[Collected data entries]
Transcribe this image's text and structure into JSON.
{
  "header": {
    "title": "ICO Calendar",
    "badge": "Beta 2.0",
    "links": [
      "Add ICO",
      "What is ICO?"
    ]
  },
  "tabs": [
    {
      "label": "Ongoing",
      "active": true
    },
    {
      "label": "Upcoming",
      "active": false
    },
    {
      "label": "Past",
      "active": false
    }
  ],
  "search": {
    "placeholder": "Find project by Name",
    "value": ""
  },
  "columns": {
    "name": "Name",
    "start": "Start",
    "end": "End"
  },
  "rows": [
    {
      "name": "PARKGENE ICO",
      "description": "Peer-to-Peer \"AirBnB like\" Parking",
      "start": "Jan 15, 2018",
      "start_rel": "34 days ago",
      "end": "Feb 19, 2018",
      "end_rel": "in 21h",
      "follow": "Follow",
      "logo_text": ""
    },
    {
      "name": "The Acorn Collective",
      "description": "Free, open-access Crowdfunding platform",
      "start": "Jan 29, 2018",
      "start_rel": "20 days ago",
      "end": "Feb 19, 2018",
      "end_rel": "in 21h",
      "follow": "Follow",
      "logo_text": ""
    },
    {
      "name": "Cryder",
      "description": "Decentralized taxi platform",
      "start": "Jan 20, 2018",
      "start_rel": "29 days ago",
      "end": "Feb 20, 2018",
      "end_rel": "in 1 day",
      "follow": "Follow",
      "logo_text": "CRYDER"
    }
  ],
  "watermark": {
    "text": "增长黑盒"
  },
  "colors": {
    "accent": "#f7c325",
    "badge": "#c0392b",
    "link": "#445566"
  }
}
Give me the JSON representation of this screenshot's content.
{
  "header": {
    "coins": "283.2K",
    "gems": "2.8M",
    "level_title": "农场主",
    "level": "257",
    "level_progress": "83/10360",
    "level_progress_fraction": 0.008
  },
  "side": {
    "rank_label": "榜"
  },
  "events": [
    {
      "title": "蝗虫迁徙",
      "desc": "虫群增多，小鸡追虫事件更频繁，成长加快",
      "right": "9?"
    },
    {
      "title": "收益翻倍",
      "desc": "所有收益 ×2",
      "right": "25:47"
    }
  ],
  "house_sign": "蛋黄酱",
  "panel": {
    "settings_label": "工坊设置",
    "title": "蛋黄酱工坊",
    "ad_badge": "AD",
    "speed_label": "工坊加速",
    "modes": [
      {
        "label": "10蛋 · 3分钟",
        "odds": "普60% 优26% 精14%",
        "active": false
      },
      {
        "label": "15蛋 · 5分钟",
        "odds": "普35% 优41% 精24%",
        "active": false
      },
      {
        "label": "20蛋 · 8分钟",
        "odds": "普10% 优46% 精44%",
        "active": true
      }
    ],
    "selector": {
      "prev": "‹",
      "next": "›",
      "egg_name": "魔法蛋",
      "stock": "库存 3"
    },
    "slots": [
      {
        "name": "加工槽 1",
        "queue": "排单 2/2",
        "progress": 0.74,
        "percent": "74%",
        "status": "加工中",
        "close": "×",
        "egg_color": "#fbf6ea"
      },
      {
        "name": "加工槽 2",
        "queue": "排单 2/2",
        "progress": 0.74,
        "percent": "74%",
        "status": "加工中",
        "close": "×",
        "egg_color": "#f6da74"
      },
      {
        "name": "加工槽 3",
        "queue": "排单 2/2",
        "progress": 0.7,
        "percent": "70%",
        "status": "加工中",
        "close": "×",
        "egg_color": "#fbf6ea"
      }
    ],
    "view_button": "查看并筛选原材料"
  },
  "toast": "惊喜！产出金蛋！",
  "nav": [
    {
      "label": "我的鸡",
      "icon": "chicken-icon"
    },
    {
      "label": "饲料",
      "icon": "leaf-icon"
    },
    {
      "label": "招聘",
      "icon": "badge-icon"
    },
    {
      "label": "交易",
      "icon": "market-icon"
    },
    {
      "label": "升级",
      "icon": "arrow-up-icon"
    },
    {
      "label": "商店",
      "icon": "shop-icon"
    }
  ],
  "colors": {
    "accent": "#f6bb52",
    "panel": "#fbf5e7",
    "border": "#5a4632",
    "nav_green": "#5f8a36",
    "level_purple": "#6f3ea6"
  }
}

- [Problem details] In the entries above, find every line holding the word "JSON" and copy it out.

- [Answer to the exercise]
Transcribe this image's text and structure into JSON.
Give me the JSON representation of this screenshot's content.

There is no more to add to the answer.